"""
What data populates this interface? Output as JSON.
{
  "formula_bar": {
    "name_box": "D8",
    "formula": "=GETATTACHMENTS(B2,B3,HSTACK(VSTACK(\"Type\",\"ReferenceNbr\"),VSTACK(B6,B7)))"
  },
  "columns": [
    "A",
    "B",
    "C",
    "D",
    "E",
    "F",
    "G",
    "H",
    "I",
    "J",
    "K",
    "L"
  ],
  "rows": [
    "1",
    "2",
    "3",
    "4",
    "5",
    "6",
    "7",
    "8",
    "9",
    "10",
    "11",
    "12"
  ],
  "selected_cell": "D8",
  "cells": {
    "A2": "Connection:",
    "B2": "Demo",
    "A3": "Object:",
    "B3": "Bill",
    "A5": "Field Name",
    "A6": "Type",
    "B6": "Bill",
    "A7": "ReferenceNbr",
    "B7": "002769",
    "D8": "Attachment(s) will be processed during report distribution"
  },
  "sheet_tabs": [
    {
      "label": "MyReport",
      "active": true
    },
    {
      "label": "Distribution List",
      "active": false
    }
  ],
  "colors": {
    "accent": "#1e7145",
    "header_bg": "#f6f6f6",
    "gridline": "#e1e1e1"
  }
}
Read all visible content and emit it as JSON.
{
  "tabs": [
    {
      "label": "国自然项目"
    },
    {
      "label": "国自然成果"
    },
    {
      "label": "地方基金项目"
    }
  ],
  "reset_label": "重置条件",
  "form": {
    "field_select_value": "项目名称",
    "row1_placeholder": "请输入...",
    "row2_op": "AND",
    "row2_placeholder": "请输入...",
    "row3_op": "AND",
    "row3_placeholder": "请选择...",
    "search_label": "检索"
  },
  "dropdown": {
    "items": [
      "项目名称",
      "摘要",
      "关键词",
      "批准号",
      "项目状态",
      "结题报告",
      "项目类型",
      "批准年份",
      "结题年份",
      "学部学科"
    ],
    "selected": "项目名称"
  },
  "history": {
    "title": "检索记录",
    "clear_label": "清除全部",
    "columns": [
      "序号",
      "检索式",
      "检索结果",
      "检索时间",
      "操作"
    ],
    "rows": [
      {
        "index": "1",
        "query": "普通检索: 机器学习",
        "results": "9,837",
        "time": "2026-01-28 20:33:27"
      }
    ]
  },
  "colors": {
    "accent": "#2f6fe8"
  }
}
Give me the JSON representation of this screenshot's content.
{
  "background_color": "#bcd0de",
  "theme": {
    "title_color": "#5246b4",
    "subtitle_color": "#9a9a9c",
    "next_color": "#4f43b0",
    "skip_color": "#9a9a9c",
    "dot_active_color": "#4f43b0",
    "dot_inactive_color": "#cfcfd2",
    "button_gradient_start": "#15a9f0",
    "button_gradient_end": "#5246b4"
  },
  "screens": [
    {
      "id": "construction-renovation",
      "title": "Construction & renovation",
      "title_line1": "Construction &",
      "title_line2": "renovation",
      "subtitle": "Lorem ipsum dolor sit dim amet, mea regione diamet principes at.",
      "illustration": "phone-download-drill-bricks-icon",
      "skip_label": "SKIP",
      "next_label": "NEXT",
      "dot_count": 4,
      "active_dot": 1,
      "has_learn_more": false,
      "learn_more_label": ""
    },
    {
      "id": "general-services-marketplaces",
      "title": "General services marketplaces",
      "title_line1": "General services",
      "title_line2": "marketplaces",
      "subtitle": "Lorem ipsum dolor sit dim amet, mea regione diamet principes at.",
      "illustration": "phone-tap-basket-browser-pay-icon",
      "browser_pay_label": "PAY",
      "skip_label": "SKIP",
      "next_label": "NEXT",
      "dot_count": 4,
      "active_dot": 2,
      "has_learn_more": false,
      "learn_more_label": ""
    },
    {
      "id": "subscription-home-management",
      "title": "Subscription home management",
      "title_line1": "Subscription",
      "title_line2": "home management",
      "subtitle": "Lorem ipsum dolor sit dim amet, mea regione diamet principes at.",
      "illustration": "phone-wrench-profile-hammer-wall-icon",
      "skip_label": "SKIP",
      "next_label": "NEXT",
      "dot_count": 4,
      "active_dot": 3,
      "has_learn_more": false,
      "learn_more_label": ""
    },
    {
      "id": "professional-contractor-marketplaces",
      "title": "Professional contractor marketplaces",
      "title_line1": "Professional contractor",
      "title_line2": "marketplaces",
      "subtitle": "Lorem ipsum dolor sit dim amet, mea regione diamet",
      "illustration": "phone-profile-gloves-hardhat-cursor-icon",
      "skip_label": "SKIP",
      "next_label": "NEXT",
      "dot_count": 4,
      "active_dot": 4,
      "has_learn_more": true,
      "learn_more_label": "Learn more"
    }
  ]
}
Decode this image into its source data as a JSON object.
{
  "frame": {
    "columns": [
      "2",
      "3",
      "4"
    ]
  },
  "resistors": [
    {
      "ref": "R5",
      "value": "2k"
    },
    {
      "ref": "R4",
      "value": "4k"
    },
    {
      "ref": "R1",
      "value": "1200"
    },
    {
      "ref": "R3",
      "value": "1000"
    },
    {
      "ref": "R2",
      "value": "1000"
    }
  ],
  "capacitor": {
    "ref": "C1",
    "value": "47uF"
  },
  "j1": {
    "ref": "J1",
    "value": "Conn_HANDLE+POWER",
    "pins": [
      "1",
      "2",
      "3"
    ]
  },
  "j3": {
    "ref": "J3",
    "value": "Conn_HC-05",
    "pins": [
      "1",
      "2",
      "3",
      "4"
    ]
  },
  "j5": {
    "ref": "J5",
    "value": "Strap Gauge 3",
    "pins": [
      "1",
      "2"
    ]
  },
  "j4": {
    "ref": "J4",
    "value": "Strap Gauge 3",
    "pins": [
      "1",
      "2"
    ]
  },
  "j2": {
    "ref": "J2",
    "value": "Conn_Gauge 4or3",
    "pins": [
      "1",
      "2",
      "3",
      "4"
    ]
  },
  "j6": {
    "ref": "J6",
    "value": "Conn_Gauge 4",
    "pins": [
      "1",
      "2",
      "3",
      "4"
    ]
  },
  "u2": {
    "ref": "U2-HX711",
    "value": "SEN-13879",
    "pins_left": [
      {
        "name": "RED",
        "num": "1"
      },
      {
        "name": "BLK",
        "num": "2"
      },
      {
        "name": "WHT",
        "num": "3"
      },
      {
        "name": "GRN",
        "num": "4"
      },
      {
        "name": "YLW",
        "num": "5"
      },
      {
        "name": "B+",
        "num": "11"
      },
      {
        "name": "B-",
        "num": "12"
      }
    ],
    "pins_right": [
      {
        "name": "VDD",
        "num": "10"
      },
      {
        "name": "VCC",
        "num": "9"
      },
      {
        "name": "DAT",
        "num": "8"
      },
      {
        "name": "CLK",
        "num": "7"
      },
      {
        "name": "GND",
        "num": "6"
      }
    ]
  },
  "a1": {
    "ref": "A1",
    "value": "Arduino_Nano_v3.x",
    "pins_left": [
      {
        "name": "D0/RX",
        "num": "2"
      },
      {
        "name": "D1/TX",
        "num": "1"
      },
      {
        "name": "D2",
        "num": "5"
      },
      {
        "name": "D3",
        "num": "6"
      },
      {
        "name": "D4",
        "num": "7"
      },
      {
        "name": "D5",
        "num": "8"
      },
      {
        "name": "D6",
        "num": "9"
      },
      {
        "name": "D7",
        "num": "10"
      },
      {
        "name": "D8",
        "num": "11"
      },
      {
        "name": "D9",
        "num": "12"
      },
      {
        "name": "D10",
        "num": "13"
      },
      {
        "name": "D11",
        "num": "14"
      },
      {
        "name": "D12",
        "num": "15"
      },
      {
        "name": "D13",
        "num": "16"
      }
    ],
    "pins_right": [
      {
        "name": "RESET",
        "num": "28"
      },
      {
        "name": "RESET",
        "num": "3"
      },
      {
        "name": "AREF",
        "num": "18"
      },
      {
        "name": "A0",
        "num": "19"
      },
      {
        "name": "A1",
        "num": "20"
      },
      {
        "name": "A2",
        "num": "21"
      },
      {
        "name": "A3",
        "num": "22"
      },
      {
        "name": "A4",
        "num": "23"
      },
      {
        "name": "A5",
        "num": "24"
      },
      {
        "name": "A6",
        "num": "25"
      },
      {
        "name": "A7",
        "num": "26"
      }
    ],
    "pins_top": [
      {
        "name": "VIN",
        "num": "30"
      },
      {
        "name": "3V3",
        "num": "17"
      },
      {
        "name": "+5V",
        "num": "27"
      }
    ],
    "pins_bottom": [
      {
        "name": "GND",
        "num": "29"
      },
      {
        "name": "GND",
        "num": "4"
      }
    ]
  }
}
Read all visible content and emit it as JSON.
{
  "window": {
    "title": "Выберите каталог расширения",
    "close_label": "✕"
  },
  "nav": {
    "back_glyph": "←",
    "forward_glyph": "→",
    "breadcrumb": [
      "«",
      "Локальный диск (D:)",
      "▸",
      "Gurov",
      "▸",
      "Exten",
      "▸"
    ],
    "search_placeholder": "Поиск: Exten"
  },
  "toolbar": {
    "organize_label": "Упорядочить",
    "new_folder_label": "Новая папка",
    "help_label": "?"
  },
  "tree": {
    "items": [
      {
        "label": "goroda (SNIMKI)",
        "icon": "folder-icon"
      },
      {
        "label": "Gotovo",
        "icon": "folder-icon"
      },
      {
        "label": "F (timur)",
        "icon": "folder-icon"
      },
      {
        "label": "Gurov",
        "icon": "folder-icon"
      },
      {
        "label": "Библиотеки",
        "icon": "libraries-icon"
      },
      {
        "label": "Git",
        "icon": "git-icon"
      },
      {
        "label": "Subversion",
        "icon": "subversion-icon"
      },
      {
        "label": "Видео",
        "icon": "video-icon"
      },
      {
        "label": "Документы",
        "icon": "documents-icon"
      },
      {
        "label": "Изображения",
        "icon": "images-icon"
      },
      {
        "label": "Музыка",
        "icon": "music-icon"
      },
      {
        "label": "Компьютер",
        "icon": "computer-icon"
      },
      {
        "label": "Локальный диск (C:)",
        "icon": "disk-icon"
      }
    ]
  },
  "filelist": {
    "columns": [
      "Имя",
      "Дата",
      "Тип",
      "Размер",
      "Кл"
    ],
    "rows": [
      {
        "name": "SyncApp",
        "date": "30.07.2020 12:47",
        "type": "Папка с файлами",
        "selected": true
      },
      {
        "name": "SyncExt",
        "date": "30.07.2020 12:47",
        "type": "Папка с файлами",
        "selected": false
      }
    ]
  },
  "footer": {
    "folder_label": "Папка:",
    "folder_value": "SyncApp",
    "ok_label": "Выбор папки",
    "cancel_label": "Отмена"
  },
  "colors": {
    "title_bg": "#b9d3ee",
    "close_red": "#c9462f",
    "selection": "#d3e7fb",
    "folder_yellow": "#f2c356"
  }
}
"""
* **What to produce**:
In the listing above, find the lines holding the word "data" and copy them.

* **Output**:
What data populates this interface? Output as JSON.
Decode this image into its source data as a JSON object.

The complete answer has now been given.